Requirements:
Rewrite everything from the start of the entries down to the line containing "825, 834, 833]", changing "x-axis-label" to "x-label" and keeping all else the same.

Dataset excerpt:
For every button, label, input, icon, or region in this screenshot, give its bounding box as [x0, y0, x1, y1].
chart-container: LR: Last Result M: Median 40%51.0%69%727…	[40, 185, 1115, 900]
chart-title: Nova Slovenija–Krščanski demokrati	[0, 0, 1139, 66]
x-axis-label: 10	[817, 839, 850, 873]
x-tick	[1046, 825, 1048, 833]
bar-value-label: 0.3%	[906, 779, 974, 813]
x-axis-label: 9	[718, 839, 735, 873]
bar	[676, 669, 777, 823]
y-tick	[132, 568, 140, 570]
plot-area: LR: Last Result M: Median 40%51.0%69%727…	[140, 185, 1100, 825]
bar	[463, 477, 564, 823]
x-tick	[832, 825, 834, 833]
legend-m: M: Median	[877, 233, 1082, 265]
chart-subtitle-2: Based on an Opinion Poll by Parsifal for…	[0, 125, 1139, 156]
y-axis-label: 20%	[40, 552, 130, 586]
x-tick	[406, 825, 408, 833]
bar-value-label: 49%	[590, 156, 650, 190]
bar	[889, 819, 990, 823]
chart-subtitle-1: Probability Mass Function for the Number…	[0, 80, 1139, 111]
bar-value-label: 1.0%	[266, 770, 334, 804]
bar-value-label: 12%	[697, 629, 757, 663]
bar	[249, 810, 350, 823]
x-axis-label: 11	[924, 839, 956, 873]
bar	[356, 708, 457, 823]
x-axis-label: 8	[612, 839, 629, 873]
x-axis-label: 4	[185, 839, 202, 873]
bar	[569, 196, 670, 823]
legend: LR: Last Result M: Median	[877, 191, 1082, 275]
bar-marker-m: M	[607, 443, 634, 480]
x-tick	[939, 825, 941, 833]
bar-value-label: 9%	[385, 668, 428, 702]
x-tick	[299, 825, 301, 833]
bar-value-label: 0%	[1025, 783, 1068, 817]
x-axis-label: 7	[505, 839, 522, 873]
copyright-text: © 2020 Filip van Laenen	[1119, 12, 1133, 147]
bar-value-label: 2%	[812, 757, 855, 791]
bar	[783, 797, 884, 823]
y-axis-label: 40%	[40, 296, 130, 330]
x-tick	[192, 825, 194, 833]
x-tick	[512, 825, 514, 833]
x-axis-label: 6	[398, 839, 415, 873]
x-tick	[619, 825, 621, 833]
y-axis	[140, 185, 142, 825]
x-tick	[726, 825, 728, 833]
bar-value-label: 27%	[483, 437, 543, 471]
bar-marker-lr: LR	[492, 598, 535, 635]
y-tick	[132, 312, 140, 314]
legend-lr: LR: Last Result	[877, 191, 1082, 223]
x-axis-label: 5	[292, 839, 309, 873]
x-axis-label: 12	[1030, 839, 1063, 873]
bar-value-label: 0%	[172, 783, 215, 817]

Solved problem:
For every button, label, input, icon, or region in this screenshot, give its bounding box as [x0, y0, x1, y1].
chart-container: LR: Last Result M: Median 40%51.0%69%727…	[40, 185, 1115, 900]
chart-title: Nova Slovenija–Krščanski demokrati	[0, 0, 1139, 66]
x-label: 10	[817, 839, 850, 873]
x-tick	[1046, 825, 1048, 833]
bar-value-label: 0.3%	[906, 779, 974, 813]
x-label: 9	[718, 839, 735, 873]
bar	[676, 669, 777, 823]
y-tick	[132, 568, 140, 570]
plot-area: LR: Last Result M: Median 40%51.0%69%727…	[140, 185, 1100, 825]
bar	[463, 477, 564, 823]
x-tick	[832, 825, 834, 833]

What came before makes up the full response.